◆ Task objective:
Give nothing except the number of lines containing the word "Boulder".
* start Dataset excerpts *
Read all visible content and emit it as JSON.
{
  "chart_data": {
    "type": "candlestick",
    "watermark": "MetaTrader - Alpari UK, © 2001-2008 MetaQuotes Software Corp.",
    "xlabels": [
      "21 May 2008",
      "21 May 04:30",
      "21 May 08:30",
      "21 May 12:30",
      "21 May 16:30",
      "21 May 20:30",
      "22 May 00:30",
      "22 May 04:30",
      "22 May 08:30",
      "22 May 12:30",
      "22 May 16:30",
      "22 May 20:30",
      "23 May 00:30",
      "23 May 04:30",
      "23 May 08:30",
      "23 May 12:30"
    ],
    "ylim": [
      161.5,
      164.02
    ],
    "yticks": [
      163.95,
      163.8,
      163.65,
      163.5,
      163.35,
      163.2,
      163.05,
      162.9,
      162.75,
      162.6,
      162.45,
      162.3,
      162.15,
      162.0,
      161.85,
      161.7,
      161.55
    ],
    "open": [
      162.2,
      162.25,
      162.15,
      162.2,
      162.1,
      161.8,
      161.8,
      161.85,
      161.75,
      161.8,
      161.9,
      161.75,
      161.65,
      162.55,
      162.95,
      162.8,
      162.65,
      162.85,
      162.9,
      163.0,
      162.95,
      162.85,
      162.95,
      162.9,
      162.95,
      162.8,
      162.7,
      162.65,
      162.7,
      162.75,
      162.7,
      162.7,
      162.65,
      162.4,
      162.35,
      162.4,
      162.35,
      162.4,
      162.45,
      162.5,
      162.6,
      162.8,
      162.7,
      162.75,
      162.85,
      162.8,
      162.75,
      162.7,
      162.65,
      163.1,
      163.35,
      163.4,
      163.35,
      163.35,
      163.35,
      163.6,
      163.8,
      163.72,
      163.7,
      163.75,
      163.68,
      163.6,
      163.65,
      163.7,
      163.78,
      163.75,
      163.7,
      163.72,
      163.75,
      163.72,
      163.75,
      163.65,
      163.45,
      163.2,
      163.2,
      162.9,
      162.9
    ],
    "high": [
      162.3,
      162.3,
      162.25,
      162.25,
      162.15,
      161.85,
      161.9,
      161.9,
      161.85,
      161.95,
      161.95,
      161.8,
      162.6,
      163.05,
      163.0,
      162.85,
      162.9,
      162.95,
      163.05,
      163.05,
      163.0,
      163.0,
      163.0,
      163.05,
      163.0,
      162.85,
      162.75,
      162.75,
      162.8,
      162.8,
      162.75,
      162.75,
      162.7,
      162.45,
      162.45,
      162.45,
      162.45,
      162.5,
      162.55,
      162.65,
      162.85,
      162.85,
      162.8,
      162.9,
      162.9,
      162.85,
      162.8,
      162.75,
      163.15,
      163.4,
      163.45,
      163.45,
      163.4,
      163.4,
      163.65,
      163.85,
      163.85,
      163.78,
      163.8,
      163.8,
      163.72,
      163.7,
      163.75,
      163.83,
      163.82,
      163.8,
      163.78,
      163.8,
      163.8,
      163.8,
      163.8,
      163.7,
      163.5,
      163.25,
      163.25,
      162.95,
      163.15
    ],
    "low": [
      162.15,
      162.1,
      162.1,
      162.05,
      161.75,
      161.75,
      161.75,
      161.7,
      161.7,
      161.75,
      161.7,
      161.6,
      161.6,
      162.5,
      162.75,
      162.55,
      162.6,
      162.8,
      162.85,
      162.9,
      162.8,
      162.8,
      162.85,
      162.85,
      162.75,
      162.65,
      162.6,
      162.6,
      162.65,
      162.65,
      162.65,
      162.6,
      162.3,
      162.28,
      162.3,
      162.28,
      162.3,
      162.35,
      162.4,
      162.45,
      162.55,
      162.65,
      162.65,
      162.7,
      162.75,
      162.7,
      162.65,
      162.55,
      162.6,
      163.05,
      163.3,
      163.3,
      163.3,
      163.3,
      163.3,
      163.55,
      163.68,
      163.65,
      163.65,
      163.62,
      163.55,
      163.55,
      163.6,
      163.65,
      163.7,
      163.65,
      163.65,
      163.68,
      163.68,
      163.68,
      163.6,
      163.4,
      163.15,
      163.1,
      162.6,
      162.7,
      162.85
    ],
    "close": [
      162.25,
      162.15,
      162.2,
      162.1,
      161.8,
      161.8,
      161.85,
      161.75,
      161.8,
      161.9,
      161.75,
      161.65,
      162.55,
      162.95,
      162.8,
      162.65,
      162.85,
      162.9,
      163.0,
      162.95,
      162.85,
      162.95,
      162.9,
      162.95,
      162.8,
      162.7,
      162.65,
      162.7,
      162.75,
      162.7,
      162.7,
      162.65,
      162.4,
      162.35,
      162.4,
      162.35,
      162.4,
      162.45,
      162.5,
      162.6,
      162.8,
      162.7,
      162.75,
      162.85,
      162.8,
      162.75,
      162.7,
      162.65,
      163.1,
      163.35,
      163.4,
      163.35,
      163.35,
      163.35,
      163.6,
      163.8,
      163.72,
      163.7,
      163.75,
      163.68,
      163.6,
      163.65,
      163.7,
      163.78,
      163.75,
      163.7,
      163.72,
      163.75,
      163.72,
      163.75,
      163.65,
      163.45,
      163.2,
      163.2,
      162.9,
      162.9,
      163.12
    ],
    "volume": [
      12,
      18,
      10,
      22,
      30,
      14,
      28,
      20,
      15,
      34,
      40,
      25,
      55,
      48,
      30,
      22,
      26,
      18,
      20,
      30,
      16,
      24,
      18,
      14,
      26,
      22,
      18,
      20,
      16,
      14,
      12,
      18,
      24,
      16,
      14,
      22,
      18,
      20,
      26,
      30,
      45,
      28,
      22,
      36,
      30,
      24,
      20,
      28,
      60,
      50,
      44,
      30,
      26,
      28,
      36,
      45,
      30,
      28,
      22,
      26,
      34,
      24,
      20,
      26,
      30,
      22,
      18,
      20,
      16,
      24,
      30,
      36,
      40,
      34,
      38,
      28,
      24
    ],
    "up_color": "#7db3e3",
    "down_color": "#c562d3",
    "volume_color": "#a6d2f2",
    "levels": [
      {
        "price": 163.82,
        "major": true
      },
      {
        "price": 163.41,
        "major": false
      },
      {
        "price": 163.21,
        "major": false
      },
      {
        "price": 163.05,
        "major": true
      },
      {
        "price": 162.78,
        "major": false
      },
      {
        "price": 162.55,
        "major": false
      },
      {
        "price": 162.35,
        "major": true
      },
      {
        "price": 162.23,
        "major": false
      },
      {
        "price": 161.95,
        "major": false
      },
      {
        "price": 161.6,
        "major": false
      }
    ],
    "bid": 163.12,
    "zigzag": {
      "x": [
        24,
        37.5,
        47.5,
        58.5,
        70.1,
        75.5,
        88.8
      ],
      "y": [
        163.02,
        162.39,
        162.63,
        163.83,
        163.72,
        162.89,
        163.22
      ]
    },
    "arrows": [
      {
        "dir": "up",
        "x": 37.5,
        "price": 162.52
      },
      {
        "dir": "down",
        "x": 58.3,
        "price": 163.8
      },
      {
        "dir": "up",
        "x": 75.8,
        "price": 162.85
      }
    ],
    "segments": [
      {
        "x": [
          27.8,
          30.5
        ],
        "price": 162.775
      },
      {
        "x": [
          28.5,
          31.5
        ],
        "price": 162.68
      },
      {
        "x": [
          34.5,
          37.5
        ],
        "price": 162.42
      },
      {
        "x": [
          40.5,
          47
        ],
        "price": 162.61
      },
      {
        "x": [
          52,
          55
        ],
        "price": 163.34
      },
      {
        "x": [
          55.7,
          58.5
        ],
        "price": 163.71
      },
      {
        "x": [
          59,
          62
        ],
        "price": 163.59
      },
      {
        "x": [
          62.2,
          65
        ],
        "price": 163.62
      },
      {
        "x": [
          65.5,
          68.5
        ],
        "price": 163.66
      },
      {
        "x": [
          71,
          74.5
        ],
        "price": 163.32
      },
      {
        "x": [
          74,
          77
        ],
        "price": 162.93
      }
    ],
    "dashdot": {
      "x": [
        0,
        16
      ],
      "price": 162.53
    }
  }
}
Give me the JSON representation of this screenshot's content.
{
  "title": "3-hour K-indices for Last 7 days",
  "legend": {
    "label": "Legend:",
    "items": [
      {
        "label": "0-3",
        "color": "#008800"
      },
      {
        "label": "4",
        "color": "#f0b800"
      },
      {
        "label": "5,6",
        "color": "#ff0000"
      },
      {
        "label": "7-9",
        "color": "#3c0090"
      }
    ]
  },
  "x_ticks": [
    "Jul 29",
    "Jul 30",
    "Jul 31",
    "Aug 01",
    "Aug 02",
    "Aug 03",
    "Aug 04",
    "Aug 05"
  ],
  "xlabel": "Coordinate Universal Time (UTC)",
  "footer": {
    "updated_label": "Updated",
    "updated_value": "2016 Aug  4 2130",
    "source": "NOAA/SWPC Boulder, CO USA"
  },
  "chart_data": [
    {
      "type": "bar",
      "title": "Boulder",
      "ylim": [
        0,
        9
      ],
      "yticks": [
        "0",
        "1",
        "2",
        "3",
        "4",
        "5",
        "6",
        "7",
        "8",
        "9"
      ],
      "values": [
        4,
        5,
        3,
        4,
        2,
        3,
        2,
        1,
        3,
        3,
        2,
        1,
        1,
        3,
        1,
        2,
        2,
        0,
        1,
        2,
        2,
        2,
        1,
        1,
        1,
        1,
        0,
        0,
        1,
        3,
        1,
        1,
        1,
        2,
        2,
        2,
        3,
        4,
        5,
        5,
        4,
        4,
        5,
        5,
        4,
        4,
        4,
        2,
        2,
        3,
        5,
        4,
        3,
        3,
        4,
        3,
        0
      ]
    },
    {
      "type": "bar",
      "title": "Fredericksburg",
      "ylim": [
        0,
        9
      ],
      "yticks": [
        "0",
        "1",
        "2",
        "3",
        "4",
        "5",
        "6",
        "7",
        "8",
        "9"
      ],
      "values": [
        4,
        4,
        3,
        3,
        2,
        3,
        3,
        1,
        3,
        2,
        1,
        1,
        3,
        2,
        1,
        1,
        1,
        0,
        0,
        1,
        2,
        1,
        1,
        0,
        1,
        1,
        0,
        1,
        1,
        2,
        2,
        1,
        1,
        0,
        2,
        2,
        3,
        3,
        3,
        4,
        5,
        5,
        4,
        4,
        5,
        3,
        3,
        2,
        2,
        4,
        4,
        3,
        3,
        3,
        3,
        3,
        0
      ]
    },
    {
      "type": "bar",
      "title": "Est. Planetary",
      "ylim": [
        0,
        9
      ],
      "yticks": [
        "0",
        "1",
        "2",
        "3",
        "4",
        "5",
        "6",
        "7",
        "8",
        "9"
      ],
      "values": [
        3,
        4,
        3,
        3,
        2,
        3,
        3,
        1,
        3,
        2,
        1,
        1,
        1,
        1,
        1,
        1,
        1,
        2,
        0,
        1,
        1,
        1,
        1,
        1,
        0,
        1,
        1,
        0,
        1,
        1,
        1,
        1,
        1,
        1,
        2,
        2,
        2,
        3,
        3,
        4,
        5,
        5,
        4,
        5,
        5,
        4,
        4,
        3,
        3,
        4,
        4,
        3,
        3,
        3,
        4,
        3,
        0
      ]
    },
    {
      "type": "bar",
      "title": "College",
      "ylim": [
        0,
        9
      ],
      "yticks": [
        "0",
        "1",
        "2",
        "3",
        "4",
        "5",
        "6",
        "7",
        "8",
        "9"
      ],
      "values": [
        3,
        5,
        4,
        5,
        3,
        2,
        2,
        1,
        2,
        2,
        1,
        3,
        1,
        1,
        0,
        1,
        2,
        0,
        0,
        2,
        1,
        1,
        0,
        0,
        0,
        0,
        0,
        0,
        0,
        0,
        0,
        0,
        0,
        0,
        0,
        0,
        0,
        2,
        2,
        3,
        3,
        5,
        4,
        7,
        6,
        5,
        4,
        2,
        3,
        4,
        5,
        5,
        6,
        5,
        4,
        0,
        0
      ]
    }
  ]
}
* end Dataset excerpts *
◆ Solution for this exercise:
2